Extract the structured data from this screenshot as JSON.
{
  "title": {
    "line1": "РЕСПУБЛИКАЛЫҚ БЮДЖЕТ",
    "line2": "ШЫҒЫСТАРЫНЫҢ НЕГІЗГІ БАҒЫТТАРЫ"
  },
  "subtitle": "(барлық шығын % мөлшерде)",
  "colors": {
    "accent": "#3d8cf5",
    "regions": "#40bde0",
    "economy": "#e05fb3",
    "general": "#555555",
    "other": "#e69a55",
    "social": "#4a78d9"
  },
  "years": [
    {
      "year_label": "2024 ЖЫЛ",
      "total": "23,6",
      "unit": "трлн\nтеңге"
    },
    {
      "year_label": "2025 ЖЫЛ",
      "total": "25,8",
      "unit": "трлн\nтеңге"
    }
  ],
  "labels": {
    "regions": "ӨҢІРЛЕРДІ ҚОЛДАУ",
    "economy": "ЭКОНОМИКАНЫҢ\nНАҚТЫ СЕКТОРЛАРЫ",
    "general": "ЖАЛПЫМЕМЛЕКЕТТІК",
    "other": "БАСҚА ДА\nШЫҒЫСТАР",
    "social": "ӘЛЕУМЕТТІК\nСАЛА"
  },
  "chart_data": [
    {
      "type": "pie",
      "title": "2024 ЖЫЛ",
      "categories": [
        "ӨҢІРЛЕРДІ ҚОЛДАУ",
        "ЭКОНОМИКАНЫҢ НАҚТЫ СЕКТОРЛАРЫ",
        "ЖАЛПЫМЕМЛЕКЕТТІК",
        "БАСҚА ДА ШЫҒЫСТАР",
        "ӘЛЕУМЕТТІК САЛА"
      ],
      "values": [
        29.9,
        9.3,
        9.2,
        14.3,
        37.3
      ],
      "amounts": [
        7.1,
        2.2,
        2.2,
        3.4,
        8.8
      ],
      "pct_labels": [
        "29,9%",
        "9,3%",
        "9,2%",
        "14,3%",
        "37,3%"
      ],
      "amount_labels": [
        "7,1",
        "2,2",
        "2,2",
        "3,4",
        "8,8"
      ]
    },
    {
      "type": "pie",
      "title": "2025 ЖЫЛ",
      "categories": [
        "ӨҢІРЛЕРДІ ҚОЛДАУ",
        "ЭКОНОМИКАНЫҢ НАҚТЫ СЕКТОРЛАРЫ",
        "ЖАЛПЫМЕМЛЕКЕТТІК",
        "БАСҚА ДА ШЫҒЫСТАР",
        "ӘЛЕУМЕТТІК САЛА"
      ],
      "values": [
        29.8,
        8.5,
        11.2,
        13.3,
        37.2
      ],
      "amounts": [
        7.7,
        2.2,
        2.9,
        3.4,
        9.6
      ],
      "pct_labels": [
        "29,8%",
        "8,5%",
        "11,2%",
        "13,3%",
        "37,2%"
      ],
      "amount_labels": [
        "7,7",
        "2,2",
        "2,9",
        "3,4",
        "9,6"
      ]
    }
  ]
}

_Exercise goal_. Output all of the data above without any alteration.

_Complete output_.
Extract the structured data from this screenshot as JSON.
{
  "title": {
    "line1": "РЕСПУБЛИКАЛЫҚ БЮДЖЕТ",
    "line2": "ШЫҒЫСТАРЫНЫҢ НЕГІЗГІ БАҒЫТТАРЫ"
  },
  "subtitle": "(барлық шығын % мөлшерде)",
  "colors": {
    "accent": "#3d8cf5",
    "regions": "#40bde0",
    "economy": "#e05fb3",
    "general": "#555555",
    "other": "#e69a55",
    "social": "#4a78d9"
  },
  "years": [
    {
      "year_label": "2024 ЖЫЛ",
      "total": "23,6",
      "unit": "трлн\nтеңге"
    },
    {
      "year_label": "2025 ЖЫЛ",
      "total": "25,8",
      "unit": "трлн\nтеңге"
    }
  ],
  "labels": {
    "regions": "ӨҢІРЛЕРДІ ҚОЛДАУ",
    "economy": "ЭКОНОМИКАНЫҢ\nНАҚТЫ СЕКТОРЛАРЫ",
    "general": "ЖАЛПЫМЕМЛЕКЕТТІК",
    "other": "БАСҚА ДА\nШЫҒЫСТАР",
    "social": "ӘЛЕУМЕТТІК\nСАЛА"
  },
  "chart_data": [
    {
      "type": "pie",
      "title": "2024 ЖЫЛ",
      "categories": [
        "ӨҢІРЛЕРДІ ҚОЛДАУ",
        "ЭКОНОМИКАНЫҢ НАҚТЫ СЕКТОРЛАРЫ",
        "ЖАЛПЫМЕМЛЕКЕТТІК",
        "БАСҚА ДА ШЫҒЫСТАР",
        "ӘЛЕУМЕТТІК САЛА"
      ],
      "values": [
        29.9,
        9.3,
        9.2,
        14.3,
        37.3
      ],
      "amounts": [
        7.1,
        2.2,
        2.2,
        3.4,
        8.8
      ],
      "pct_labels": [
        "29,9%",
        "9,3%",
        "9,2%",
        "14,3%",
        "37,3%"
      ],
      "amount_labels": [
        "7,1",
        "2,2",
        "2,2",
        "3,4",
        "8,8"
      ]
    },
    {
      "type": "pie",
      "title": "2025 ЖЫЛ",
      "categories": [
        "ӨҢІРЛЕРДІ ҚОЛДАУ",
        "ЭКОНОМИКАНЫҢ НАҚТЫ СЕКТОРЛАРЫ",
        "ЖАЛПЫМЕМЛЕКЕТТІК",
        "БАСҚА ДА ШЫҒЫСТАР",
        "ӘЛЕУМЕТТІК САЛА"
      ],
      "values": [
        29.8,
        8.5,
        11.2,
        13.3,
        37.2
      ],
      "amounts": [
        7.7,
        2.2,
        2.9,
        3.4,
        9.6
      ],
      "pct_labels": [
        "29,8%",
        "8,5%",
        "11,2%",
        "13,3%",
        "37,2%"
      ],
      "amount_labels": [
        "7,7",
        "2,2",
        "2,9",
        "3,4",
        "9,6"
      ]
    }
  ]
}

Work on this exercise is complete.